→ GIVEN EXERCISE: Count every line of these entries that holds the word "COST", and reply with the number only.

→ INFORMATION SHOWN:
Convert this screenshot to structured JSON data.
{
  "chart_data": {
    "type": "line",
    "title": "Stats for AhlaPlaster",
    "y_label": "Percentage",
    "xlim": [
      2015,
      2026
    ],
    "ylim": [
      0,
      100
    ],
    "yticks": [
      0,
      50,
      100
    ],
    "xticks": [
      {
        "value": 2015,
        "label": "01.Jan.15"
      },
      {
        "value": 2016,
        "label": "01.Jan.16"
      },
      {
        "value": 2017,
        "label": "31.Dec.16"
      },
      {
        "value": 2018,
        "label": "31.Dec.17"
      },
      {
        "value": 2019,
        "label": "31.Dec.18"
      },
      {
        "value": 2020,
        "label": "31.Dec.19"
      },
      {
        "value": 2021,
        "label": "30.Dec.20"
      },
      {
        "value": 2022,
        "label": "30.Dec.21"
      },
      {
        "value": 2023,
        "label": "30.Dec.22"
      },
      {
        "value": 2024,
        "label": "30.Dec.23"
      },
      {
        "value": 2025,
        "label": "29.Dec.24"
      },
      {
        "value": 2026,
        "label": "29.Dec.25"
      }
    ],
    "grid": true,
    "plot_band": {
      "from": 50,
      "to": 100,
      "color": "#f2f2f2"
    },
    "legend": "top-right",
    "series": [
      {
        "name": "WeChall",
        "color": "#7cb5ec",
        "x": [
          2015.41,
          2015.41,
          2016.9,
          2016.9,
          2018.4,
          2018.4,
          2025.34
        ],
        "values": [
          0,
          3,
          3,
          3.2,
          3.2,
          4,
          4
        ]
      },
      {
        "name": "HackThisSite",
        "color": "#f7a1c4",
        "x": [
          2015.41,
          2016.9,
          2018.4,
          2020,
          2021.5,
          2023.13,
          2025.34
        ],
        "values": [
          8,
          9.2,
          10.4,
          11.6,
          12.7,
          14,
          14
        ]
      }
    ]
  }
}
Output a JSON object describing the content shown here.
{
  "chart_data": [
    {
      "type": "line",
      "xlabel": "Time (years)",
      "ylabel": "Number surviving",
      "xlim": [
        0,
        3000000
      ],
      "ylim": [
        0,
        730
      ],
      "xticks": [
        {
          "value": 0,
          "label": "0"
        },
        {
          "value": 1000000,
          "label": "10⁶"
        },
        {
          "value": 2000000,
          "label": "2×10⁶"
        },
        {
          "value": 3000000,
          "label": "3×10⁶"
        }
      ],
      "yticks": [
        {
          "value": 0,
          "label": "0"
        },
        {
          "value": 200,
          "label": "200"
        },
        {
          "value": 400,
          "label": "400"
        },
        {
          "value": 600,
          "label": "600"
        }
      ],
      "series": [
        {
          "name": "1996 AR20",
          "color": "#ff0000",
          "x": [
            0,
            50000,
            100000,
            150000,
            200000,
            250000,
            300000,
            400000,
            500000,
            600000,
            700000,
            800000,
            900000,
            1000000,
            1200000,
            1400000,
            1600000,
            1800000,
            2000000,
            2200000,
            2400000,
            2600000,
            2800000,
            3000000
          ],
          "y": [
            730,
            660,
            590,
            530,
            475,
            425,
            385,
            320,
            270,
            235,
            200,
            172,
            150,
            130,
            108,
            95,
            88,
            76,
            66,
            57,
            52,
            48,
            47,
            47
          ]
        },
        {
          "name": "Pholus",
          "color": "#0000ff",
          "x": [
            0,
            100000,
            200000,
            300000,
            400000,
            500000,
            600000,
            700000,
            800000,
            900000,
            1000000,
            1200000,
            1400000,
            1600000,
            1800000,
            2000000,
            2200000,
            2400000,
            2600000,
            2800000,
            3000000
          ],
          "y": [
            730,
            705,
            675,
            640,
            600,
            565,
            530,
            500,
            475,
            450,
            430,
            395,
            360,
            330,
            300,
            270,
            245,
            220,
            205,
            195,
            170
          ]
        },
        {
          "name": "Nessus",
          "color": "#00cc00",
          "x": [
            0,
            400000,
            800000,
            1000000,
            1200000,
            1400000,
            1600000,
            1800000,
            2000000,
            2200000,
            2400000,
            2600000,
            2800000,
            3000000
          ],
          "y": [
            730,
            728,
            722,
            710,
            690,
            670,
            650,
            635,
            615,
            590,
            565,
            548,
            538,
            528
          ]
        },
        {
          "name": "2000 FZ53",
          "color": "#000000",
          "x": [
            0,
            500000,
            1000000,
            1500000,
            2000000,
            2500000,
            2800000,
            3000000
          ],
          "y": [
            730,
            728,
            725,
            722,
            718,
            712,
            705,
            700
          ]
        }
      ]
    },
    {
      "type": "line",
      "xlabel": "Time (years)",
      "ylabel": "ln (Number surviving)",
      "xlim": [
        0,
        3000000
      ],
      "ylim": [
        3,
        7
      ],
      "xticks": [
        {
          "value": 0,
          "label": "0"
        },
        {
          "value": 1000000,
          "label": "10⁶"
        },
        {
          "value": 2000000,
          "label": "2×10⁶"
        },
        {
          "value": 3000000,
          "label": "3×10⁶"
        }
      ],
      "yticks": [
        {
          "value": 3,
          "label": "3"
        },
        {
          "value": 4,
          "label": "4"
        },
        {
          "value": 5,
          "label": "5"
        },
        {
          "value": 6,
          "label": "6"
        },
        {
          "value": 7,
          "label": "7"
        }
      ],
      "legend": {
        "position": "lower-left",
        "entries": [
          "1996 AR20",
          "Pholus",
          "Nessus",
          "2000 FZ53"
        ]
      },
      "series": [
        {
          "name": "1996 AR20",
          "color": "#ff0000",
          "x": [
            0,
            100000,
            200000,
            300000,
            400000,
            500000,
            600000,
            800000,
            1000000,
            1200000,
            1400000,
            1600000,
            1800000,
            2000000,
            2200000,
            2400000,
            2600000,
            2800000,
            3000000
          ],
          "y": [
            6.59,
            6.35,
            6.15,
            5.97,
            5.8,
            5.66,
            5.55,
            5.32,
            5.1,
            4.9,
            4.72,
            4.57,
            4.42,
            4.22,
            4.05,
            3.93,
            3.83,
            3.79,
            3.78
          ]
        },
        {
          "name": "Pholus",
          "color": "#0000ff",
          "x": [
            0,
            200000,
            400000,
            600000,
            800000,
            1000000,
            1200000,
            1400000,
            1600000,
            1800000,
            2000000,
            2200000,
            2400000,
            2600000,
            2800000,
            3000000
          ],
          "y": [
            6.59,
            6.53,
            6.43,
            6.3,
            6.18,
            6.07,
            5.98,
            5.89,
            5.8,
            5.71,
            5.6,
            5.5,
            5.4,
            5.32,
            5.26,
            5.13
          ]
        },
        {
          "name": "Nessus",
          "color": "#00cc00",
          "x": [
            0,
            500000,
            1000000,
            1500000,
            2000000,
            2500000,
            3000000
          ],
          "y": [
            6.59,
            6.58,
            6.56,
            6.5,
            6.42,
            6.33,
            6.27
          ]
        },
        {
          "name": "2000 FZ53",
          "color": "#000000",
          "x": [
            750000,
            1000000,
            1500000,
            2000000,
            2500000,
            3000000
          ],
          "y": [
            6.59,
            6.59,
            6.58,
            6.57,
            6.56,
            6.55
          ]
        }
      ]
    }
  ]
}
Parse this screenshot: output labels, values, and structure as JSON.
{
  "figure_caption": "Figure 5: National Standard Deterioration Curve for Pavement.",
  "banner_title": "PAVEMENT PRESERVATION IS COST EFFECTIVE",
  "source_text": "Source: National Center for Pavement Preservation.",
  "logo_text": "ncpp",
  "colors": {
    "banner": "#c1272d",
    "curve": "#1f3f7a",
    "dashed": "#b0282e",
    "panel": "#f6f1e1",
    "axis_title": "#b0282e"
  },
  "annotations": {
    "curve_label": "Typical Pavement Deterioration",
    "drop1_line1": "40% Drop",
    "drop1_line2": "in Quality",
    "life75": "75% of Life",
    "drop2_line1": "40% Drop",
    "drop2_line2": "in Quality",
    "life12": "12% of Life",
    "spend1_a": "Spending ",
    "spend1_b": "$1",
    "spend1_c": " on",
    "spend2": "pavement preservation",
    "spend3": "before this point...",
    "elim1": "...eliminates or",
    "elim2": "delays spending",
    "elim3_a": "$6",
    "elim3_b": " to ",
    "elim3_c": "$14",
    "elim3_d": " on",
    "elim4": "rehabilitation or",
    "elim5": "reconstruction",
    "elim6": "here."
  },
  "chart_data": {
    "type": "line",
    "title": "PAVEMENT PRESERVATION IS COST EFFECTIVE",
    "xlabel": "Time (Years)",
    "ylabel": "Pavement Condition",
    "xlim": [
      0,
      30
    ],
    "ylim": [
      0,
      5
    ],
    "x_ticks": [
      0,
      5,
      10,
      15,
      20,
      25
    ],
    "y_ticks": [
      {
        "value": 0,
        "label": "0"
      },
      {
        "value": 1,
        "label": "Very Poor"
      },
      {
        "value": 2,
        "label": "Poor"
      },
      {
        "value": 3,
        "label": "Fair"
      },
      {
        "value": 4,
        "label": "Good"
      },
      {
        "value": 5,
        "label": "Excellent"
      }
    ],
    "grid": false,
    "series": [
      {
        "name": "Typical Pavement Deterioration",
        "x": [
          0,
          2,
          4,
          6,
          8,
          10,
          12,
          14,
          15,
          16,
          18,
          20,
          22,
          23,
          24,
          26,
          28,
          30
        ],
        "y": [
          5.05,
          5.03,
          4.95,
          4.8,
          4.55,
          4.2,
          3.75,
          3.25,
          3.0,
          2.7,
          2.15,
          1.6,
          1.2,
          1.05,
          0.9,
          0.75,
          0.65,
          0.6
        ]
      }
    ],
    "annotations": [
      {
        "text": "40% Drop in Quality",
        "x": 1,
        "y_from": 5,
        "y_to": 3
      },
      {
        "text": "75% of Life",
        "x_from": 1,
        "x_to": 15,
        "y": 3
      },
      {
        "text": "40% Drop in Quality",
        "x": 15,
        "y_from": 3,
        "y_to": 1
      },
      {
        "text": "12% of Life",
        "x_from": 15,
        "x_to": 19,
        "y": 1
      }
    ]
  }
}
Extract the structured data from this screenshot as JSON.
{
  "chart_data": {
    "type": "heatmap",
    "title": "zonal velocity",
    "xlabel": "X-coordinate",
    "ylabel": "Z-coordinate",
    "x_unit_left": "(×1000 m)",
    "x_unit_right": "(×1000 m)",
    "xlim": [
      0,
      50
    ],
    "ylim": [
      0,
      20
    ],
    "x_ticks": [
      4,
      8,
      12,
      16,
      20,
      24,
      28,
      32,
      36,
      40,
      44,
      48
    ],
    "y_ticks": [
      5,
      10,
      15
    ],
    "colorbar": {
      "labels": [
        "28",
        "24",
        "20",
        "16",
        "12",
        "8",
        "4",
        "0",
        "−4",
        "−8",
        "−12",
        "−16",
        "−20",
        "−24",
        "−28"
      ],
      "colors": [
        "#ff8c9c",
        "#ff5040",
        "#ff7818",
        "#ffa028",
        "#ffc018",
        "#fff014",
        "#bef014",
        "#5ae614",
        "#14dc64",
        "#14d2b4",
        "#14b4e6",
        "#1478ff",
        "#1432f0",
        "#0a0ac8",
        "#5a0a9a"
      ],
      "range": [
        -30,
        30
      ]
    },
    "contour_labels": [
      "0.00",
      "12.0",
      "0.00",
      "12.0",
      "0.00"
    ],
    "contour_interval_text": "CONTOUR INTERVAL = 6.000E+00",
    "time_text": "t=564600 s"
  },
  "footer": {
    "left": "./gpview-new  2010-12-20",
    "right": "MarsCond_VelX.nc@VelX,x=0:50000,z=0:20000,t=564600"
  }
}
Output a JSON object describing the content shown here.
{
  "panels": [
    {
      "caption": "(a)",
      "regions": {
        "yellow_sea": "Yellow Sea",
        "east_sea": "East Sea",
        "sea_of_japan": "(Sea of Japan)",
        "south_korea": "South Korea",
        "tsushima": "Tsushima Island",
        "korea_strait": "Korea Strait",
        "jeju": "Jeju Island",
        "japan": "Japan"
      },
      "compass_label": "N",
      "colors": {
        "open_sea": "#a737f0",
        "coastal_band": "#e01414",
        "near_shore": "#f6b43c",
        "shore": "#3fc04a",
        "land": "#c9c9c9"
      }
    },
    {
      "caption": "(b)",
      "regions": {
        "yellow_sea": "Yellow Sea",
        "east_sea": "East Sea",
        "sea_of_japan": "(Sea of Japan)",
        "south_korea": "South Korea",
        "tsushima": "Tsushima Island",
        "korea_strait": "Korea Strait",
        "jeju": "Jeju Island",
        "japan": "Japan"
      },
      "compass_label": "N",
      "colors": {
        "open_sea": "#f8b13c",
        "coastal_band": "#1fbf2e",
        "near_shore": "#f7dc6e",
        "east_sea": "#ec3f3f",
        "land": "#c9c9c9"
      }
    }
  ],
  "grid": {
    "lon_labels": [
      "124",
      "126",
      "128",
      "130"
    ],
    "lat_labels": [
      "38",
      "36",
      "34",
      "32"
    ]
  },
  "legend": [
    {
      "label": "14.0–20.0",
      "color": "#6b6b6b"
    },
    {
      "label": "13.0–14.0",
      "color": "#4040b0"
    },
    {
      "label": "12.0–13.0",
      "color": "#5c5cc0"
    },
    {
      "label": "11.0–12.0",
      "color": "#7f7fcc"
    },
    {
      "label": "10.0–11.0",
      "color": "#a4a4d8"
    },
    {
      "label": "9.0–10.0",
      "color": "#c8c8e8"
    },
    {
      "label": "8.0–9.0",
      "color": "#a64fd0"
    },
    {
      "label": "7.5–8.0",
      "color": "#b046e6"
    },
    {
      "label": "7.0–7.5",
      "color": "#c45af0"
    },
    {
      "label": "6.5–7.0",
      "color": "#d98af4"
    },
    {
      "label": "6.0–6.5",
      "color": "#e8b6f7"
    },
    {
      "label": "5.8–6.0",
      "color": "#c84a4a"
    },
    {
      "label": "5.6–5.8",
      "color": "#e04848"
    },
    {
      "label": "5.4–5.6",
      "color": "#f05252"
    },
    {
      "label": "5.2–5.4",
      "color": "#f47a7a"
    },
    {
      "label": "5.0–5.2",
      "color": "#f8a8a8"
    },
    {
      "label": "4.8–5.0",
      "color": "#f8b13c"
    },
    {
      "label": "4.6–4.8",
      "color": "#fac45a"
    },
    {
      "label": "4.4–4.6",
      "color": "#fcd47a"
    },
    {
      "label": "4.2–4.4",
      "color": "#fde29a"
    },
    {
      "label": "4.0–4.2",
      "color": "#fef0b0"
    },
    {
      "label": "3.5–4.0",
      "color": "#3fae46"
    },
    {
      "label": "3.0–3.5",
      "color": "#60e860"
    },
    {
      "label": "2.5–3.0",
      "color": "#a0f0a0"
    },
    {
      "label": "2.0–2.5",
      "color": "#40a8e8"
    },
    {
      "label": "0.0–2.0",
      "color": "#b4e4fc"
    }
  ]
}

→ EXERCISE SOLUTION: 2